Problem statement = Narrow the data below down to the lines containing "this".

# start of Given entries

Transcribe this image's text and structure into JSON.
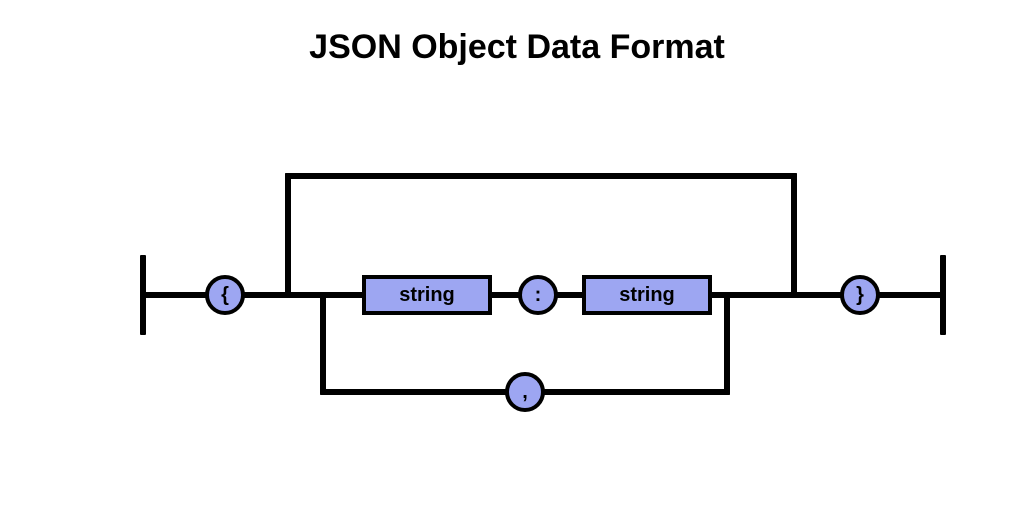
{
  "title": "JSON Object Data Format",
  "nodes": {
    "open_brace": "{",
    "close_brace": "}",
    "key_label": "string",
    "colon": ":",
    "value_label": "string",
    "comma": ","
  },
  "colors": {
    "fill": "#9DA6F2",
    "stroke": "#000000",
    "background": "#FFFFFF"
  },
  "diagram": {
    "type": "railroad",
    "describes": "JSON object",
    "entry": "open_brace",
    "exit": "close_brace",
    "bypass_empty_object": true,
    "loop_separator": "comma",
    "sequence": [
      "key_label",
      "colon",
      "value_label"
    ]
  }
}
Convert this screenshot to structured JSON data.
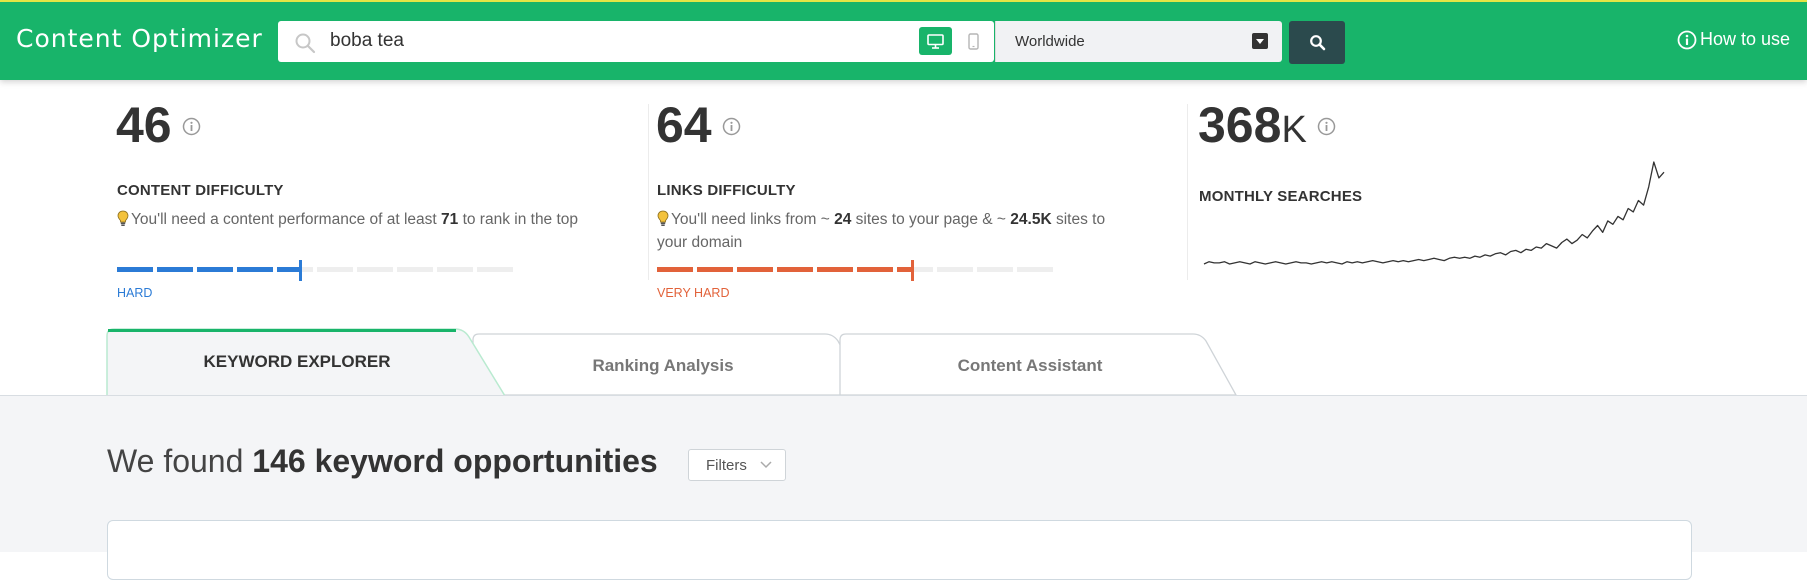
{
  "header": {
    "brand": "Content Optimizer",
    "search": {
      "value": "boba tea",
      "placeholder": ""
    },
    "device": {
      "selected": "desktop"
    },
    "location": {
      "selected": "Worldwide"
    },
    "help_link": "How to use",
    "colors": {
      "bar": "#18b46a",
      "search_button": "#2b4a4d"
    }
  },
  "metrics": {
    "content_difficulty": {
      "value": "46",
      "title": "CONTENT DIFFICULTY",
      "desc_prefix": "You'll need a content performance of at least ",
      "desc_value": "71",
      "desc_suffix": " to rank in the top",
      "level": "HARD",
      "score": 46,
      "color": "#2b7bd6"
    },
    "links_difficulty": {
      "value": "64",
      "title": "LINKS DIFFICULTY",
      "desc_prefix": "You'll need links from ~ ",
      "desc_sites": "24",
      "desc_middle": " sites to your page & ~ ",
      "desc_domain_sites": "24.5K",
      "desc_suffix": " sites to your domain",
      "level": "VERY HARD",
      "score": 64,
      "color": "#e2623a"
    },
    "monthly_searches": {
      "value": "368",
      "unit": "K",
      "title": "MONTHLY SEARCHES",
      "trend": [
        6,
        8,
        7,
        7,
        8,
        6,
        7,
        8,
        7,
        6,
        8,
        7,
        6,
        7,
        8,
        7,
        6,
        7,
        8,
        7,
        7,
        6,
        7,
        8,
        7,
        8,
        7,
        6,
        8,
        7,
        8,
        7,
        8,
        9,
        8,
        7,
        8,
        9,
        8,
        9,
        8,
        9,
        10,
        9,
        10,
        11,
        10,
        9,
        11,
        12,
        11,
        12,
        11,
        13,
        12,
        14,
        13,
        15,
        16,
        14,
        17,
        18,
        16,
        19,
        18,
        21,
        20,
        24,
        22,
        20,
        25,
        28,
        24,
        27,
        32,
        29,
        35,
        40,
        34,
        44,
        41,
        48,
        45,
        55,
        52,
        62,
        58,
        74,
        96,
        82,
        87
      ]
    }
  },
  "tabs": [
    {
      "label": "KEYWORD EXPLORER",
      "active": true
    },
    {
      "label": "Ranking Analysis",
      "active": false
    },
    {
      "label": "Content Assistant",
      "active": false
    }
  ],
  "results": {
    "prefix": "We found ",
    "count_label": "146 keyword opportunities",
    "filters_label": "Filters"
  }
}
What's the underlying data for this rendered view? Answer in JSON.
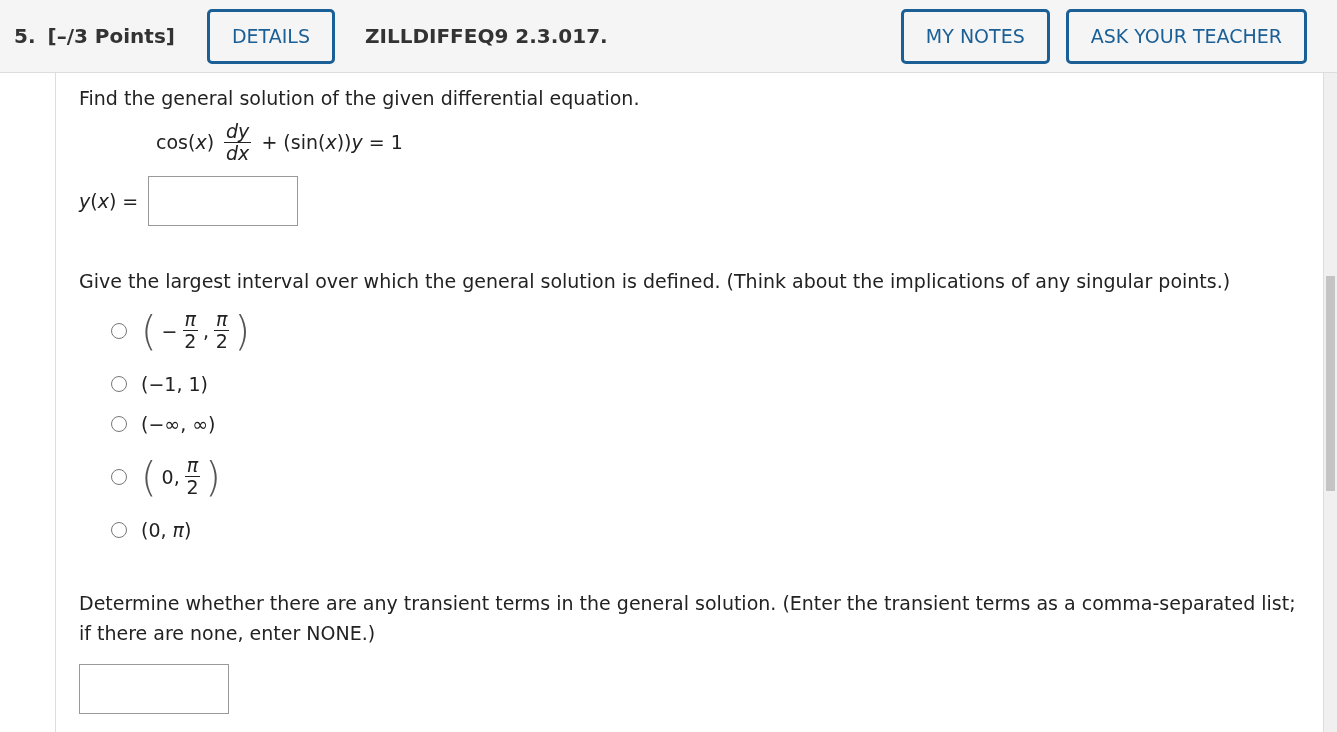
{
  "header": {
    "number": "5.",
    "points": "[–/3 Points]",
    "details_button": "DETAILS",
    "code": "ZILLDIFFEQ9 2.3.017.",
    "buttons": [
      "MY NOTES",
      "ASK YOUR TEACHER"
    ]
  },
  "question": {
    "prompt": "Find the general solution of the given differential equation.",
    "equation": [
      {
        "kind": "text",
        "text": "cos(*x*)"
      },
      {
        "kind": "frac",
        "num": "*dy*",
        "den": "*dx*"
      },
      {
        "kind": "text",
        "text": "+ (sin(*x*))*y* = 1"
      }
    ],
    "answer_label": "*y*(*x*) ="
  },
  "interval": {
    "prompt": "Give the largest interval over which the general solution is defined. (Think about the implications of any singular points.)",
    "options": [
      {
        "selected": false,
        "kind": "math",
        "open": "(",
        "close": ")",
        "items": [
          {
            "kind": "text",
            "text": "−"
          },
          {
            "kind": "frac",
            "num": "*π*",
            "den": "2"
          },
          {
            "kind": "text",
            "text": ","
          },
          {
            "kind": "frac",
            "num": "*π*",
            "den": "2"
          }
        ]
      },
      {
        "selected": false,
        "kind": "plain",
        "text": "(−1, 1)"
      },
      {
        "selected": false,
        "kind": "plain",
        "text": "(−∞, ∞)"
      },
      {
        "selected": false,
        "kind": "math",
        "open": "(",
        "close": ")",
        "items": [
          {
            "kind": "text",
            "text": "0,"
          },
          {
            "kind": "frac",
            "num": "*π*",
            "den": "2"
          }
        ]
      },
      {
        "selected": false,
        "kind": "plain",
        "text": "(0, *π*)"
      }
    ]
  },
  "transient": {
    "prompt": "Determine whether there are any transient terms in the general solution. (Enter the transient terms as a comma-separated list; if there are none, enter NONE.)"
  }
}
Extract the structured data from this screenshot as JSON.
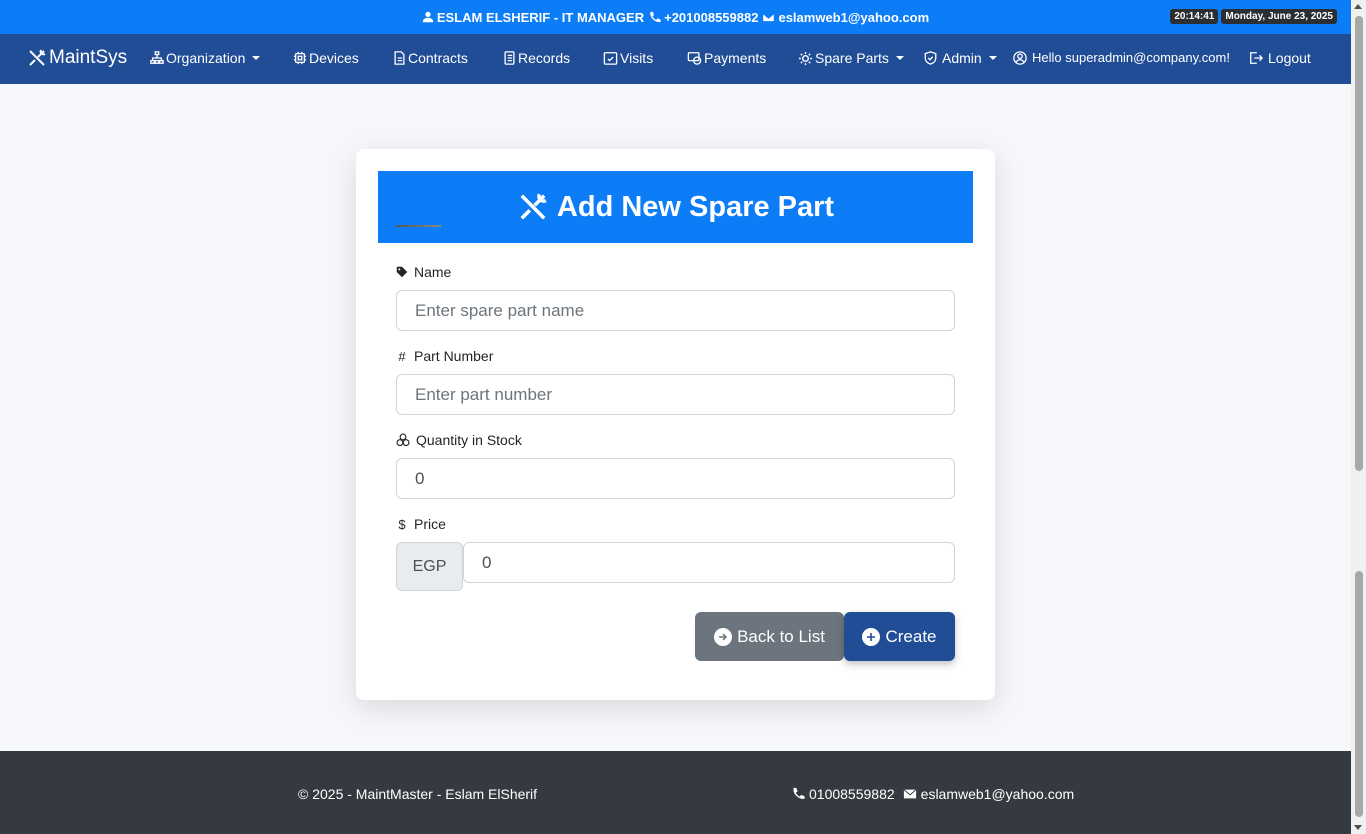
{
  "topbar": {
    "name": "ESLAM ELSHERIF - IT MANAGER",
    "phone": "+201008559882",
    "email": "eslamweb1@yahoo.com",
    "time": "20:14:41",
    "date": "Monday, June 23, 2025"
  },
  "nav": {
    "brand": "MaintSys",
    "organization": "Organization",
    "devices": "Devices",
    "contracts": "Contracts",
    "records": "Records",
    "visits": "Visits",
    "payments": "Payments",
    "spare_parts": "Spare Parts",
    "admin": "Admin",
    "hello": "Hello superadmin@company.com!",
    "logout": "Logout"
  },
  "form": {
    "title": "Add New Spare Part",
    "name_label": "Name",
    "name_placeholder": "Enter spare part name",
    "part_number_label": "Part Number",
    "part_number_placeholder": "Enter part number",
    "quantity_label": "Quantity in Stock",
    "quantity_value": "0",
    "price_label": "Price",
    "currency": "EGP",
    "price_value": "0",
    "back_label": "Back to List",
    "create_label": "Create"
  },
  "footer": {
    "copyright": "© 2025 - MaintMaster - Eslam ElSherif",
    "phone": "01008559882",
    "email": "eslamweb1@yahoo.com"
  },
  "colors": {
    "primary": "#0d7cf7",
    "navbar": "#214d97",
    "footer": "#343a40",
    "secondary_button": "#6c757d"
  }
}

# end of Given entries

Complete output =
Transcribe this image's text and structure into JSON.
Convert this screenshot to structured JSON data.
What's the underlying data for this rendered view? Answer in JSON.
Extract the structured data from this screenshot as JSON.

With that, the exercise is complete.